[Begin MATERIAL FOR THIS TASK]
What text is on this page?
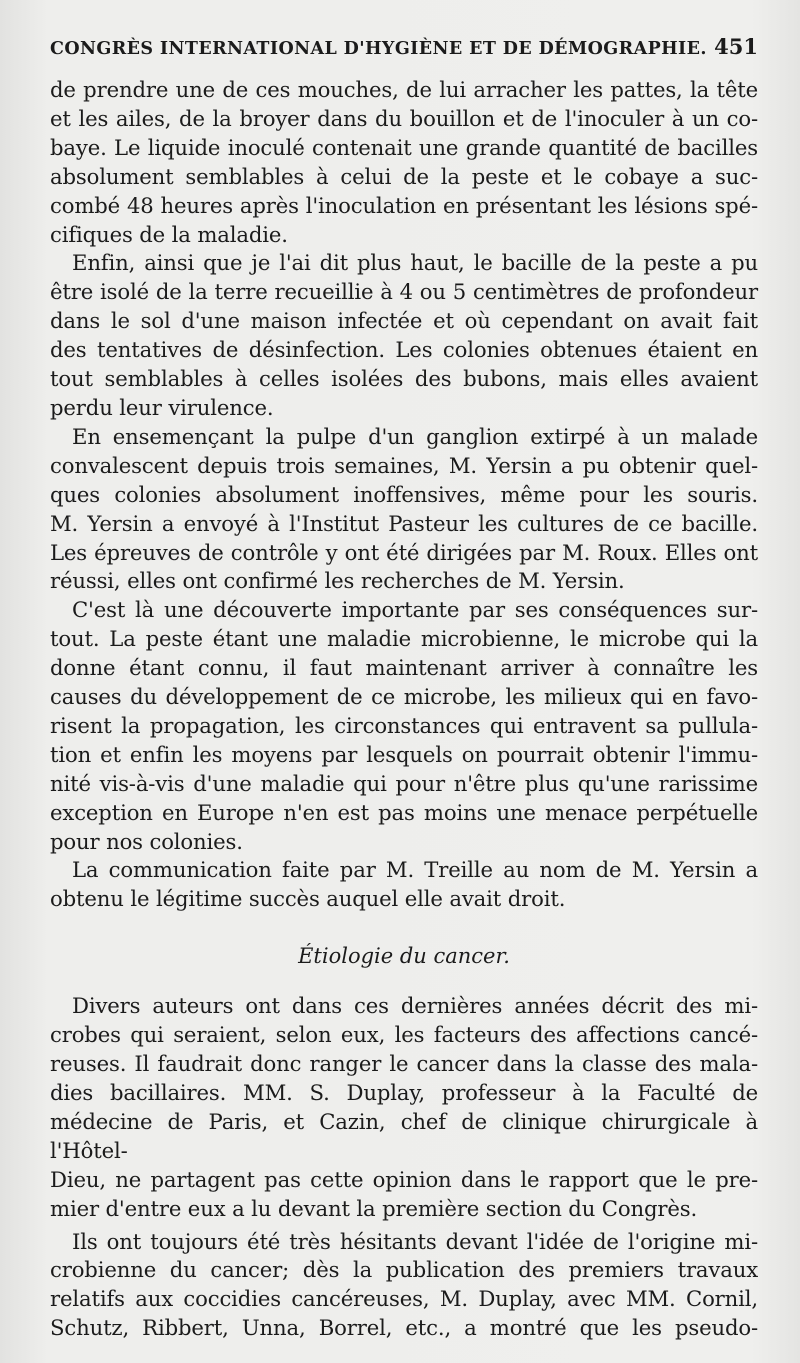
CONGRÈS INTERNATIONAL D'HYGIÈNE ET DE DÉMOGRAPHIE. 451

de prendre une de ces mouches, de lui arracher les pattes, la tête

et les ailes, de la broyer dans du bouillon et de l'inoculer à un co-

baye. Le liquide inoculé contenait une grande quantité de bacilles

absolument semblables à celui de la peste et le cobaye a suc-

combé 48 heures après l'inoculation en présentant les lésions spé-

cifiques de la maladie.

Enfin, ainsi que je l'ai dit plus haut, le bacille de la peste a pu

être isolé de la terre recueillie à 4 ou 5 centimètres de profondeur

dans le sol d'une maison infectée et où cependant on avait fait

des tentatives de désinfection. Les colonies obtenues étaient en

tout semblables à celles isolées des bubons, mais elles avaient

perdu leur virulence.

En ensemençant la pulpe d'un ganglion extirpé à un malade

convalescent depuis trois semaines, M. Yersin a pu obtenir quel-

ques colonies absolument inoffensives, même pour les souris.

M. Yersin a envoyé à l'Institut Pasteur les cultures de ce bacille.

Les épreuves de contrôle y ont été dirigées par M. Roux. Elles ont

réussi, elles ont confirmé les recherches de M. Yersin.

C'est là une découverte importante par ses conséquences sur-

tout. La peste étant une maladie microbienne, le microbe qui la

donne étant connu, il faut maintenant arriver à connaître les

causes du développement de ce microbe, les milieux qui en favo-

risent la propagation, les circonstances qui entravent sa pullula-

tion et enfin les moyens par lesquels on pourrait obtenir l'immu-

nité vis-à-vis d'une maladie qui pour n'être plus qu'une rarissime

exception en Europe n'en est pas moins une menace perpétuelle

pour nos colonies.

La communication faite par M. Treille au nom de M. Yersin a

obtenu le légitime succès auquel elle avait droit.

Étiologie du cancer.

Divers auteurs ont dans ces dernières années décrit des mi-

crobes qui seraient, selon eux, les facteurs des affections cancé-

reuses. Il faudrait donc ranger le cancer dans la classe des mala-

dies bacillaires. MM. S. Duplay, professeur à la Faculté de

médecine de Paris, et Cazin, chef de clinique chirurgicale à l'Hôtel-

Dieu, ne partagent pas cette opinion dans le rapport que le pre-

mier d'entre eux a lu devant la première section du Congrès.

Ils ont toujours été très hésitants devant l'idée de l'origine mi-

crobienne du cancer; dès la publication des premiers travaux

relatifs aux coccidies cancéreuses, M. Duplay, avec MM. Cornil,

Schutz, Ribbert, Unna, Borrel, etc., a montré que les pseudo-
[End MATERIAL FOR THIS TASK]
[Begin MATERIAL FOR THIS TASK]
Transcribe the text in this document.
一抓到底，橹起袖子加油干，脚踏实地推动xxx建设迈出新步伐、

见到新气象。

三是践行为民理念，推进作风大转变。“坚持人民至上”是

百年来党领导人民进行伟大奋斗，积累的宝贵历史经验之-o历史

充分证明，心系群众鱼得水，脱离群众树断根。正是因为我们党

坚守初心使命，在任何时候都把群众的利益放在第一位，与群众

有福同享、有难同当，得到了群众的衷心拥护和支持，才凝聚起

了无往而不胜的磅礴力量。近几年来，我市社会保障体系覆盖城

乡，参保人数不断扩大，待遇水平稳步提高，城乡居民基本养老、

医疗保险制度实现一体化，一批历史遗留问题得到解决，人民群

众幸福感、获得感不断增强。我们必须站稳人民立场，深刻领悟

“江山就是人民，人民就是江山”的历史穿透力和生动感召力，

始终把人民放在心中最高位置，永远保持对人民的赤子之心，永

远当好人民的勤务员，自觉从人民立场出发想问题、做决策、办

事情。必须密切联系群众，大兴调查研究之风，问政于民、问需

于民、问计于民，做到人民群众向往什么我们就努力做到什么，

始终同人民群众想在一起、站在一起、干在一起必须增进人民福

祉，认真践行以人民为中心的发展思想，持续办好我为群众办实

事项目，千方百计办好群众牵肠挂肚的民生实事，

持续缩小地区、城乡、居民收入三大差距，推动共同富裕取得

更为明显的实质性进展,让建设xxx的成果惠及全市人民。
[End MATERIAL FOR THIS TASK]
• _WHAT IS NEEDED_
Copy out all lines that carry the word "plus".

• _OUTPUT_
Enfin, ainsi que je l'ai dit plus haut, le bacille de la peste a pu
nité vis-à-vis d'une maladie qui pour n'être plus qu'une rarissime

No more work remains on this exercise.